> **Task statement**: Format every line of the entries below as a JSON list of strings, one string per line, and leave out any blank lines.

_ _ _

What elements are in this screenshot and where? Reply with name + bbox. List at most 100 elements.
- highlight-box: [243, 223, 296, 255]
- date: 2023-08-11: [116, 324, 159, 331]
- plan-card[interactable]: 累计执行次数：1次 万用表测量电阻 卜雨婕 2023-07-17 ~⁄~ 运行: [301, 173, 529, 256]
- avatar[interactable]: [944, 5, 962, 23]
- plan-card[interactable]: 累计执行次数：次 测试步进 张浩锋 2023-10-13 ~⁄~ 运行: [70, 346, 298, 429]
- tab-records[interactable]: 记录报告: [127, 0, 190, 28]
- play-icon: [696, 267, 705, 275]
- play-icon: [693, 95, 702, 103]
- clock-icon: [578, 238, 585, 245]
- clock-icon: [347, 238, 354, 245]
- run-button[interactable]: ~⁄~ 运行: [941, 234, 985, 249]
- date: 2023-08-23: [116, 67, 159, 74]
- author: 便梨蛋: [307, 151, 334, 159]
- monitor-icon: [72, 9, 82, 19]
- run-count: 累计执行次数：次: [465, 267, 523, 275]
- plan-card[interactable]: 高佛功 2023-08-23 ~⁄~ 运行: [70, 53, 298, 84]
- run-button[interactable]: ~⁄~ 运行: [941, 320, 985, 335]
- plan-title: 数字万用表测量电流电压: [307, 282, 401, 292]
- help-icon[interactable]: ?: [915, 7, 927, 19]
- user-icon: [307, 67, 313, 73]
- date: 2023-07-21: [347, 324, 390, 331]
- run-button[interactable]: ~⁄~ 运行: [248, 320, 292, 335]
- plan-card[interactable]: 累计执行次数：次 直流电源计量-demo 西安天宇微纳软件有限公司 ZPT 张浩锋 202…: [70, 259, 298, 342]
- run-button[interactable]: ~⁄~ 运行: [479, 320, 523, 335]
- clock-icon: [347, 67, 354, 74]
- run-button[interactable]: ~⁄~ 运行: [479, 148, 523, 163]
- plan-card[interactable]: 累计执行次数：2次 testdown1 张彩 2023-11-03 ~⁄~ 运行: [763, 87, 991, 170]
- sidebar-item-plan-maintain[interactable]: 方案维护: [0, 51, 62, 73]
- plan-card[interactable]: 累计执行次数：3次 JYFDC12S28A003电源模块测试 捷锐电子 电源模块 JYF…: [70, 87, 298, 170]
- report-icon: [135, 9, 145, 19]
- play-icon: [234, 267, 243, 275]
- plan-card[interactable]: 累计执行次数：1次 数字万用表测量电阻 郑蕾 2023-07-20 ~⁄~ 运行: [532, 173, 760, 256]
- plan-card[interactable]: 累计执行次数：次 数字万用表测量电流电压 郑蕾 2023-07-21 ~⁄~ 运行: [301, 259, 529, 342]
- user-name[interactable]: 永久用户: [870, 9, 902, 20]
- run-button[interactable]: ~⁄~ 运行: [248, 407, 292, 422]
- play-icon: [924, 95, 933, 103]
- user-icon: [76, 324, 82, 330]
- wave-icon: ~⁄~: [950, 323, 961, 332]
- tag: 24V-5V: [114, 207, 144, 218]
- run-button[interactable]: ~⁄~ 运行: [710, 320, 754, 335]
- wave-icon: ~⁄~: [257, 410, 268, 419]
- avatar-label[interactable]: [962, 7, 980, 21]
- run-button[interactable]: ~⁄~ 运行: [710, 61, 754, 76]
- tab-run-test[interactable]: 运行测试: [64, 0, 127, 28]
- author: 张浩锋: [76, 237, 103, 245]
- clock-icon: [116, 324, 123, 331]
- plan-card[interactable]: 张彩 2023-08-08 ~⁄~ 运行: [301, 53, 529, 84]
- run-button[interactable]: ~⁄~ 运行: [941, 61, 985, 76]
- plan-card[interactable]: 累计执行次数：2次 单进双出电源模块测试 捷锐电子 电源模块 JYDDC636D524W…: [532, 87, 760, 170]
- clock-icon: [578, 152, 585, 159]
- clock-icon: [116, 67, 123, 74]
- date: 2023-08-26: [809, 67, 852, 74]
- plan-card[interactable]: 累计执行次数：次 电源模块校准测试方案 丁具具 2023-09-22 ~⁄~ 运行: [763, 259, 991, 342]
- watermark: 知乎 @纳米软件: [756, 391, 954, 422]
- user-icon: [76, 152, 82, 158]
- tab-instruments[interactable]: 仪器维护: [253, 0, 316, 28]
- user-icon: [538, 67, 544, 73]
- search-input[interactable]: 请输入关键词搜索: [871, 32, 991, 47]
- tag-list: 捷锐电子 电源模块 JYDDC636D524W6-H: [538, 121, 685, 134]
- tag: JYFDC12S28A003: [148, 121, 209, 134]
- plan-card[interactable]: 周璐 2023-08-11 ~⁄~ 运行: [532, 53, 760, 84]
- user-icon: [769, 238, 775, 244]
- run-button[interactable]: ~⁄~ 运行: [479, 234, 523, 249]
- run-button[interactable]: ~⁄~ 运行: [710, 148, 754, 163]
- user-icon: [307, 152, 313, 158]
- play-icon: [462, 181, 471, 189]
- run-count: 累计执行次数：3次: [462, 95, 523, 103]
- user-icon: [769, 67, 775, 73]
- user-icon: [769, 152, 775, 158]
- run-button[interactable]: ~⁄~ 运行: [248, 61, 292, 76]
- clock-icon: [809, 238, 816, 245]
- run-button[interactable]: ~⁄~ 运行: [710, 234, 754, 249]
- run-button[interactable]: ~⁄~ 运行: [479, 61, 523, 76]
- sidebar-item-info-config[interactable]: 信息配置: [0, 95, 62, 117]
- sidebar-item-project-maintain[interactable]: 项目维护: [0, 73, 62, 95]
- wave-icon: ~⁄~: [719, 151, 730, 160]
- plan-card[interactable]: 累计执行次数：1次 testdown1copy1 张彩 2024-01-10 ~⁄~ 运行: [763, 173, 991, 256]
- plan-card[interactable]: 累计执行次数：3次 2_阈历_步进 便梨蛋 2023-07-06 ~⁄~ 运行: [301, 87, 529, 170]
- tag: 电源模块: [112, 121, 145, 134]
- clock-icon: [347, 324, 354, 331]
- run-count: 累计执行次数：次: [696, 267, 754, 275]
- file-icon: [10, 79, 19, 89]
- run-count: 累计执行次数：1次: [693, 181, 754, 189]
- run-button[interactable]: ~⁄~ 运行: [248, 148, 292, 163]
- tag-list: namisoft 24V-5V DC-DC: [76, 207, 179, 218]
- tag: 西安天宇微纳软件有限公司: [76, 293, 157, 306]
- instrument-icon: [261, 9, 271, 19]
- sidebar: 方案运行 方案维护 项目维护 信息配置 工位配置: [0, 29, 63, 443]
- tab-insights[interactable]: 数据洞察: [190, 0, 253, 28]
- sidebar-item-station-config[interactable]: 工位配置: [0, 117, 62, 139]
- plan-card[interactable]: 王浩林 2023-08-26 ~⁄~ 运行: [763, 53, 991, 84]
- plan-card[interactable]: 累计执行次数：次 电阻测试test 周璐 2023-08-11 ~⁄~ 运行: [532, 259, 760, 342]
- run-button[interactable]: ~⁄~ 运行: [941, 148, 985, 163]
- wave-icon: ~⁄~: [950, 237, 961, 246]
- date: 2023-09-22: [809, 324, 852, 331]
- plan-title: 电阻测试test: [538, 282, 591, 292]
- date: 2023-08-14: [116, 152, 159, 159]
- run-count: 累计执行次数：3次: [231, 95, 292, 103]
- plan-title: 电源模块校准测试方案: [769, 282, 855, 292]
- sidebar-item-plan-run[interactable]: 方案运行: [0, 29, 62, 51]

_ _ _

> **Full solution**:
[
  "What elements are in this screenshot and where? Reply with name + bbox. List at most 100 elements.",
  "- highlight-box: [243, 223, 296, 255]",
  "- date: 2023-08-11: [116, 324, 159, 331]",
  "- plan-card[interactable]: 累计执行次数：1次 万用表测量电阻 卜雨婕 2023-07-17 ~⁄~ 运行: [301, 173, 529, 256]",
  "- avatar[interactable]: [944, 5, 962, 23]",
  "- plan-card[interactable]: 累计执行次数：次 测试步进 张浩锋 2023-10-13 ~⁄~ 运行: [70, 346, 298, 429]",
  "- tab-records[interactable]: 记录报告: [127, 0, 190, 28]",
  "- play-icon: [696, 267, 705, 275]",
  "- play-icon: [693, 95, 702, 103]",
  "- clock-icon: [578, 238, 585, 245]",
  "- clock-icon: [347, 238, 354, 245]",
  "- run-button[interactable]: ~⁄~ 运行: [941, 234, 985, 249]",
  "- date: 2023-08-23: [116, 67, 159, 74]",
  "- author: 便梨蛋: [307, 151, 334, 159]",
  "- monitor-icon: [72, 9, 82, 19]",
  "- run-count: 累计执行次数：次: [465, 267, 523, 275]",
  "- plan-card[interactable]: 高佛功 2023-08-23 ~⁄~ 运行: [70, 53, 298, 84]",
  "- run-button[interactable]: ~⁄~ 运行: [941, 320, 985, 335]",
  "- plan-title: 数字万用表测量电流电压: [307, 282, 401, 292]",
  "- help-icon[interactable]: ?: [915, 7, 927, 19]",
  "- user-icon: [307, 67, 313, 73]",
  "- date: 2023-07-21: [347, 324, 390, 331]",
  "- run-button[interactable]: ~⁄~ 运行: [248, 320, 292, 335]",
  "- plan-card[interactable]: 累计执行次数：次 直流电源计量-demo 西安天宇微纳软件有限公司 ZPT 张浩锋 202…: [70, 259, 298, 342]",
  "- run-button[interactable]: ~⁄~ 运行: [479, 320, 523, 335]",
  "- clock-icon: [347, 67, 354, 74]",
  "- run-button[interactable]: ~⁄~ 运行: [479, 148, 523, 163]",
  "- plan-card[interactable]: 累计执行次数：2次 testdown1 张彩 2023-11-03 ~⁄~ 运行: [763, 87, 991, 170]",
  "- sidebar-item-plan-maintain[interactable]: 方案维护: [0, 51, 62, 73]",
  "- plan-card[interactable]: 累计执行次数：3次 JYFDC12S28A003电源模块测试 捷锐电子 电源模块 JYF…: [70, 87, 298, 170]",
  "- report-icon: [135, 9, 145, 19]",
  "- play-icon: [234, 267, 243, 275]",
  "- plan-card[interactable]: 累计执行次数：1次 数字万用表测量电阻 郑蕾 2023-07-20 ~⁄~ 运行: [532, 173, 760, 256]",
  "- plan-card[interactable]: 累计执行次数：次 数字万用表测量电流电压 郑蕾 2023-07-21 ~⁄~ 运行: [301, 259, 529, 342]",
  "- user-name[interactable]: 永久用户: [870, 9, 902, 20]",
  "- run-button[interactable]: ~⁄~ 运行: [248, 407, 292, 422]",
  "- play-icon: [924, 95, 933, 103]",
  "- user-icon: [76, 324, 82, 330]",
  "- wave-icon: ~⁄~: [950, 323, 961, 332]",
  "- tag: 24V-5V: [114, 207, 144, 218]",
  "- run-button[interactable]: ~⁄~ 运行: [710, 320, 754, 335]",
  "- wave-icon: ~⁄~: [257, 410, 268, 419]",
  "- avatar-label[interactable]: [962, 7, 980, 21]",
  "- run-button[interactable]: ~⁄~ 运行: [710, 61, 754, 76]",
  "- tab-run-test[interactable]: 运行测试: [64, 0, 127, 28]",
  "- author: 张浩锋: [76, 237, 103, 245]",
  "- clock-icon: [116, 324, 123, 331]",
  "- plan-card[interactable]: 张彩 2023-08-08 ~⁄~ 运行: [301, 53, 529, 84]",
  "- run-button[interactable]: ~⁄~ 运行: [941, 61, 985, 76]",
  "- plan-card[interactable]: 累计执行次数：2次 单进双出电源模块测试 捷锐电子 电源模块 JYDDC636D524W…: [532, 87, 760, 170]",
  "- clock-icon: [578, 152, 585, 159]",
  "- clock-icon: [116, 67, 123, 74]",
  "- date: 2023-08-26: [809, 67, 852, 74]",
  "- plan-card[interactable]: 累计执行次数：次 电源模块校准测试方案 丁具具 2023-09-22 ~⁄~ 运行: [763, 259, 991, 342]",
  "- watermark: 知乎 @纳米软件: [756, 391, 954, 422]",
  "- user-icon: [76, 152, 82, 158]",
  "- tab-instruments[interactable]: 仪器维护: [253, 0, 316, 28]",
  "- user-icon: [538, 67, 544, 73]",
  "- search-input[interactable]: 请输入关键词搜索: [871, 32, 991, 47]",
  "- tag-list: 捷锐电子 电源模块 JYDDC636D524W6-H: [538, 121, 685, 134]",
  "- tag: JYFDC12S28A003: [148, 121, 209, 134]",
  "- plan-card[interactable]: 周璐 2023-08-11 ~⁄~ 运行: [532, 53, 760, 84]",
  "- user-icon: [769, 238, 775, 244]",
  "- run-button[interactable]: ~⁄~ 运行: [479, 234, 523, 249]",
  "- run-button[interactable]: ~⁄~ 运行: [710, 148, 754, 163]",
  "- user-icon: [307, 152, 313, 158]",
  "- play-icon: [462, 181, 471, 189]",
  "- run-count: 累计执行次数：3次: [462, 95, 523, 103]",
  "- user-icon: [769, 67, 775, 73]",
  "- user-icon: [769, 152, 775, 158]",
  "- run-button[interactable]: ~⁄~ 运行: [248, 61, 292, 76]",
  "- clock-icon: [809, 238, 816, 245]",
  "- run-button[interactable]: ~⁄~ 运行: [710, 234, 754, 249]",
  "- run-button[interactable]: ~⁄~ 运行: [479, 61, 523, 76]",
  "- sidebar-item-info-config[interactable]: 信息配置: [0, 95, 62, 117]",
  "- sidebar-item-project-maintain[interactable]: 项目维护: [0, 73, 62, 95]",
  "- wave-icon: ~⁄~: [719, 151, 730, 160]",
  "- plan-card[interactable]: 累计执行次数：1次 testdown1copy1 张彩 2024-01-10 ~⁄~ 运行: [763, 173, 991, 256]",
  "- plan-card[interactable]: 累计执行次数：3次 2_阈历_步进 便梨蛋 2023-07-06 ~⁄~ 运行: [301, 87, 529, 170]",
  "- tag: 电源模块: [112, 121, 145, 134]",
  "- clock-icon: [347, 324, 354, 331]",
  "- run-count: 累计执行次数：次: [696, 267, 754, 275]",
  "- file-icon: [10, 79, 19, 89]",
  "- run-count: 累计执行次数：1次: [693, 181, 754, 189]",
  "- run-button[interactable]: ~⁄~ 运行: [248, 148, 292, 163]",
  "- tag-list: namisoft 24V-5V DC-DC: [76, 207, 179, 218]",
  "- tag: 西安天宇微纳软件有限公司: [76, 293, 157, 306]",
  "- instrument-icon: [261, 9, 271, 19]",
  "- sidebar: 方案运行 方案维护 项目维护 信息配置 工位配置: [0, 29, 63, 443]",
  "- tab-insights[interactable]: 数据洞察: [190, 0, 253, 28]",
  "- sidebar-item-station-config[interactable]: 工位配置: [0, 117, 62, 139]",
  "- plan-card[interactable]: 王浩林 2023-08-26 ~⁄~ 运行: [763, 53, 991, 84]",
  "- plan-card[interactable]: 累计执行次数：次 电阻测试test 周璐 2023-08-11 ~⁄~ 运行: [532, 259, 760, 342]",
  "- run-button[interactable]: ~⁄~ 运行: [941, 148, 985, 163]",
  "- wave-icon: ~⁄~: [950, 237, 961, 246]",
  "- date: 2023-09-22: [809, 324, 852, 331]",
  "- plan-title: 电阻测试test: [538, 282, 591, 292]",
  "- date: 2023-08-14: [116, 152, 159, 159]",
  "- run-count: 累计执行次数：3次: [231, 95, 292, 103]",
  "- plan-title: 电源模块校准测试方案: [769, 282, 855, 292]",
  "- sidebar-item-plan-run[interactable]: 方案运行: [0, 29, 62, 51]"
]